GIVEN ENTRIES:
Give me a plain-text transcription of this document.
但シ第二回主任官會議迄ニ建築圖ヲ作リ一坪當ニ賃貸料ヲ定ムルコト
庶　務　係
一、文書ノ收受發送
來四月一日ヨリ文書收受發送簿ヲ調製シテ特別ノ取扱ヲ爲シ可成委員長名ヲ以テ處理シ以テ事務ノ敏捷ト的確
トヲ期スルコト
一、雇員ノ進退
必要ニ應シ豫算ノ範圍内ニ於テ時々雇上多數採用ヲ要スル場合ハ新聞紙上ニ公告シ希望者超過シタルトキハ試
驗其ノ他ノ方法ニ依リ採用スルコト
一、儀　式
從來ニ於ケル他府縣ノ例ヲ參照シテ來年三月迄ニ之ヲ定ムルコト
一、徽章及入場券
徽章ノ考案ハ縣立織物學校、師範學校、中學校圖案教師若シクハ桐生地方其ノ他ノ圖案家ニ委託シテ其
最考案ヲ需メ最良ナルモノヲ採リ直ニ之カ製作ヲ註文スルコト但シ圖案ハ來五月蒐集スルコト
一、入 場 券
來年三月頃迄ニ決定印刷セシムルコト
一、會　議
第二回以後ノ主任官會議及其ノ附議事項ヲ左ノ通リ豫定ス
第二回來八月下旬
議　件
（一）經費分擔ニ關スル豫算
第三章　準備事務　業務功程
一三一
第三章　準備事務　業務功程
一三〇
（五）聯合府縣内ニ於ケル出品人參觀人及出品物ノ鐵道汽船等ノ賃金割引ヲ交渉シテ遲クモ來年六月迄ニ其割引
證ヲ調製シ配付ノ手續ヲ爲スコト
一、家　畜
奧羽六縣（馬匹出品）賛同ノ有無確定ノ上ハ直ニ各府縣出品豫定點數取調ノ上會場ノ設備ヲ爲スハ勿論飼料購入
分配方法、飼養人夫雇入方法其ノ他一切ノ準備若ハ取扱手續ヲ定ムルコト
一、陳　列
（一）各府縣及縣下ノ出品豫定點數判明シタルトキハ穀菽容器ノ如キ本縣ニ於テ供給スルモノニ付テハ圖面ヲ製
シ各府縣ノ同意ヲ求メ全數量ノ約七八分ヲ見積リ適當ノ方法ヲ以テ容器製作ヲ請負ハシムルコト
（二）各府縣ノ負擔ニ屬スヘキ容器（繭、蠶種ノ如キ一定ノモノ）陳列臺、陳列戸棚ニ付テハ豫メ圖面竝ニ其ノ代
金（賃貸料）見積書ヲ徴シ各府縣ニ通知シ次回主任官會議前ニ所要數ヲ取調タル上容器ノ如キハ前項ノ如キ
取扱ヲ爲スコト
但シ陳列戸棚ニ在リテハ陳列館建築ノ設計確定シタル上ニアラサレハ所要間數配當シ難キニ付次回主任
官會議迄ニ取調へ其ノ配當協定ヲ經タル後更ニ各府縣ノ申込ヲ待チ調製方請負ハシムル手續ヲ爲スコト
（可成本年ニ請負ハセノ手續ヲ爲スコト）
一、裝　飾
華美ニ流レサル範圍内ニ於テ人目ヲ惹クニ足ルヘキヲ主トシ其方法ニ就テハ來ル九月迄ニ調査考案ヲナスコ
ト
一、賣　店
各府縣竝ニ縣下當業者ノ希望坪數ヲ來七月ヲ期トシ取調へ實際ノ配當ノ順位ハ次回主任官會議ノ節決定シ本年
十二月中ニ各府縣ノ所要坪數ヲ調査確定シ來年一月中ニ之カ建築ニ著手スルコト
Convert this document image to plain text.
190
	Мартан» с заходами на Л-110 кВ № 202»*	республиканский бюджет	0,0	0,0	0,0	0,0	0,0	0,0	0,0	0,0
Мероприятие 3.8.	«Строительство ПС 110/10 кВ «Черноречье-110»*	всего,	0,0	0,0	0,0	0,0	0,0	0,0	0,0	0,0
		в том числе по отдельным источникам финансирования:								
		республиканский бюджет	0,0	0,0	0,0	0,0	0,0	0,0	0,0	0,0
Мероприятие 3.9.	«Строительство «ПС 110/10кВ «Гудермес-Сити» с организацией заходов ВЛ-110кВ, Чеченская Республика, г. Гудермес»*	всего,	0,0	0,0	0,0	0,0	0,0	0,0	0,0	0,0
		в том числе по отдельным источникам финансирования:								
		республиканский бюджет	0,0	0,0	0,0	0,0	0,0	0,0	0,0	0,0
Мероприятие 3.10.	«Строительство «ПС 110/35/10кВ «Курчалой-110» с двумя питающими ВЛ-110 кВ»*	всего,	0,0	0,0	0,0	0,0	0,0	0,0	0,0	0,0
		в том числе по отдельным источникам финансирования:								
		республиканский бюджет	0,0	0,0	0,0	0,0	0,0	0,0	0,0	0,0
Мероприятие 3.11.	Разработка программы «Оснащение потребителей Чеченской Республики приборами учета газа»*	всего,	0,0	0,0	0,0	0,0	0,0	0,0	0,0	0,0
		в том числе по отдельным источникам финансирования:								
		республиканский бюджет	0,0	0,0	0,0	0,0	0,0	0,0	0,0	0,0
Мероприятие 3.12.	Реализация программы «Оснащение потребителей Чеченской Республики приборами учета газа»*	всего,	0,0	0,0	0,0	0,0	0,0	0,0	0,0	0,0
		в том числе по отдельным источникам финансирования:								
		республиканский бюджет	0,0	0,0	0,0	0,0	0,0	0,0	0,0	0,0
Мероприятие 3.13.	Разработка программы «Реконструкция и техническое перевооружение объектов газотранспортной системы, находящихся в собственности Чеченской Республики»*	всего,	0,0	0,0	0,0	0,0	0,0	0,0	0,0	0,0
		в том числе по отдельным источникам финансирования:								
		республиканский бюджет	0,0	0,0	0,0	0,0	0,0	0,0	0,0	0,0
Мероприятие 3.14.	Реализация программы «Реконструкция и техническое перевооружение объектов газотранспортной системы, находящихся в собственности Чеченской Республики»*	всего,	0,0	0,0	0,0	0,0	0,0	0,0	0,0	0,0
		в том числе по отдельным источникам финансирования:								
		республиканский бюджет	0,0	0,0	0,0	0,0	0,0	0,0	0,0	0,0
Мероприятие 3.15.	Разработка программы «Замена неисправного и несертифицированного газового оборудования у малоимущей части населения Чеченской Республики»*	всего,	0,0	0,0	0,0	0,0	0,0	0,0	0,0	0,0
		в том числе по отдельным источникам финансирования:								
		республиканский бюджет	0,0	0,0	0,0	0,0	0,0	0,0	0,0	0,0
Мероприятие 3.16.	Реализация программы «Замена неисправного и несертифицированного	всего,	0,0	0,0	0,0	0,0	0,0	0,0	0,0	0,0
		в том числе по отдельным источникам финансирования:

WHAT IS NEEDED: Every record above should be output exactly.

WRITTEN RESPONSE:
Give me a plain-text transcription of this document.
但シ第二回主任官會議迄ニ建築圖ヲ作リ一坪當ニ賃貸料ヲ定ムルコト
庶　務　係
一、文書ノ收受發送
來四月一日ヨリ文書收受發送簿ヲ調製シテ特別ノ取扱ヲ爲シ可成委員長名ヲ以テ處理シ以テ事務ノ敏捷ト的確
トヲ期スルコト
一、雇員ノ進退
必要ニ應シ豫算ノ範圍内ニ於テ時々雇上多數採用ヲ要スル場合ハ新聞紙上ニ公告シ希望者超過シタルトキハ試
驗其ノ他ノ方法ニ依リ採用スルコト
一、儀　式
從來ニ於ケル他府縣ノ例ヲ參照シテ來年三月迄ニ之ヲ定ムルコト
一、徽章及入場券
徽章ノ考案ハ縣立織物學校、師範學校、中學校圖案教師若シクハ桐生地方其ノ他ノ圖案家ニ委託シテ其
最考案ヲ需メ最良ナルモノヲ採リ直ニ之カ製作ヲ註文スルコト但シ圖案ハ來五月蒐集スルコト
一、入 場 券
來年三月頃迄ニ決定印刷セシムルコト
一、會　議
第二回以後ノ主任官會議及其ノ附議事項ヲ左ノ通リ豫定ス
第二回來八月下旬
議　件
（一）經費分擔ニ關スル豫算
第三章　準備事務　業務功程
一三一
第三章　準備事務　業務功程
一三〇
（五）聯合府縣内ニ於ケル出品人參觀人及出品物ノ鐵道汽船等ノ賃金割引ヲ交渉シテ遲クモ來年六月迄ニ其割引
證ヲ調製シ配付ノ手續ヲ爲スコト
一、家　畜
奧羽六縣（馬匹出品）賛同ノ有無確定ノ上ハ直ニ各府縣出品豫定點數取調ノ上會場ノ設備ヲ爲スハ勿論飼料購入
分配方法、飼養人夫雇入方法其ノ他一切ノ準備若ハ取扱手續ヲ定ムルコト
一、陳　列
（一）各府縣及縣下ノ出品豫定點數判明シタルトキハ穀菽容器ノ如キ本縣ニ於テ供給スルモノニ付テハ圖面ヲ製
シ各府縣ノ同意ヲ求メ全數量ノ約七八分ヲ見積リ適當ノ方法ヲ以テ容器製作ヲ請負ハシムルコト
（二）各府縣ノ負擔ニ屬スヘキ容器（繭、蠶種ノ如キ一定ノモノ）陳列臺、陳列戸棚ニ付テハ豫メ圖面竝ニ其ノ代
金（賃貸料）見積書ヲ徴シ各府縣ニ通知シ次回主任官會議前ニ所要數ヲ取調タル上容器ノ如キハ前項ノ如キ
取扱ヲ爲スコト
但シ陳列戸棚ニ在リテハ陳列館建築ノ設計確定シタル上ニアラサレハ所要間數配當シ難キニ付次回主任
官會議迄ニ取調へ其ノ配當協定ヲ經タル後更ニ各府縣ノ申込ヲ待チ調製方請負ハシムル手續ヲ爲スコト
（可成本年ニ請負ハセノ手續ヲ爲スコト）
一、裝　飾
華美ニ流レサル範圍内ニ於テ人目ヲ惹クニ足ルヘキヲ主トシ其方法ニ就テハ來ル九月迄ニ調査考案ヲナスコ
ト
一、賣　店
各府縣竝ニ縣下當業者ノ希望坪數ヲ來七月ヲ期トシ取調へ實際ノ配當ノ順位ハ次回主任官會議ノ節決定シ本年
十二月中ニ各府縣ノ所要坪數ヲ調査確定シ來年一月中ニ之カ建築ニ著手スルコト
Convert this document image to plain text.
190
	Мартан» с заходами на Л-110 кВ № 202»*	республиканский бюджет	0,0	0,0	0,0	0,0	0,0	0,0	0,0	0,0
Мероприятие 3.8.	«Строительство ПС 110/10 кВ «Черноречье-110»*	всего,	0,0	0,0	0,0	0,0	0,0	0,0	0,0	0,0
		в том числе по отдельным источникам финансирования:								
		республиканский бюджет	0,0	0,0	0,0	0,0	0,0	0,0	0,0	0,0
Мероприятие 3.9.	«Строительство «ПС 110/10кВ «Гудермес-Сити» с организацией заходов ВЛ-110кВ, Чеченская Республика, г. Гудермес»*	всего,	0,0	0,0	0,0	0,0	0,0	0,0	0,0	0,0
		в том числе по отдельным источникам финансирования:								
		республиканский бюджет	0,0	0,0	0,0	0,0	0,0	0,0	0,0	0,0
Мероприятие 3.10.	«Строительство «ПС 110/35/10кВ «Курчалой-110» с двумя питающими ВЛ-110 кВ»*	всего,	0,0	0,0	0,0	0,0	0,0	0,0	0,0	0,0
		в том числе по отдельным источникам финансирования:								
		республиканский бюджет	0,0	0,0	0,0	0,0	0,0	0,0	0,0	0,0
Мероприятие 3.11.	Разработка программы «Оснащение потребителей Чеченской Республики приборами учета газа»*	всего,	0,0	0,0	0,0	0,0	0,0	0,0	0,0	0,0
		в том числе по отдельным источникам финансирования:								
		республиканский бюджет	0,0	0,0	0,0	0,0	0,0	0,0	0,0	0,0
Мероприятие 3.12.	Реализация программы «Оснащение потребителей Чеченской Республики приборами учета газа»*	всего,	0,0	0,0	0,0	0,0	0,0	0,0	0,0	0,0
		в том числе по отдельным источникам финансирования:								
		республиканский бюджет	0,0	0,0	0,0	0,0	0,0	0,0	0,0	0,0
Мероприятие 3.13.	Разработка программы «Реконструкция и техническое перевооружение объектов газотранспортной системы, находящихся в собственности Чеченской Республики»*	всего,	0,0	0,0	0,0	0,0	0,0	0,0	0,0	0,0
		в том числе по отдельным источникам финансирования:								
		республиканский бюджет	0,0	0,0	0,0	0,0	0,0	0,0	0,0	0,0
Мероприятие 3.14.	Реализация программы «Реконструкция и техническое перевооружение объектов газотранспортной системы, находящихся в собственности Чеченской Республики»*	всего,	0,0	0,0	0,0	0,0	0,0	0,0	0,0	0,0
		в том числе по отдельным источникам финансирования:								
		республиканский бюджет	0,0	0,0	0,0	0,0	0,0	0,0	0,0	0,0
Мероприятие 3.15.	Разработка программы «Замена неисправного и несертифицированного газового оборудования у малоимущей части населения Чеченской Республики»*	всего,	0,0	0,0	0,0	0,0	0,0	0,0	0,0	0,0
		в том числе по отдельным источникам финансирования:								
		республиканский бюджет	0,0	0,0	0,0	0,0	0,0	0,0	0,0	0,0
Мероприятие 3.16.	Реализация программы «Замена неисправного и несертифицированного	всего,	0,0	0,0	0,0	0,0	0,0	0,0	0,0	0,0
		в том числе по отдельным источникам финансирования:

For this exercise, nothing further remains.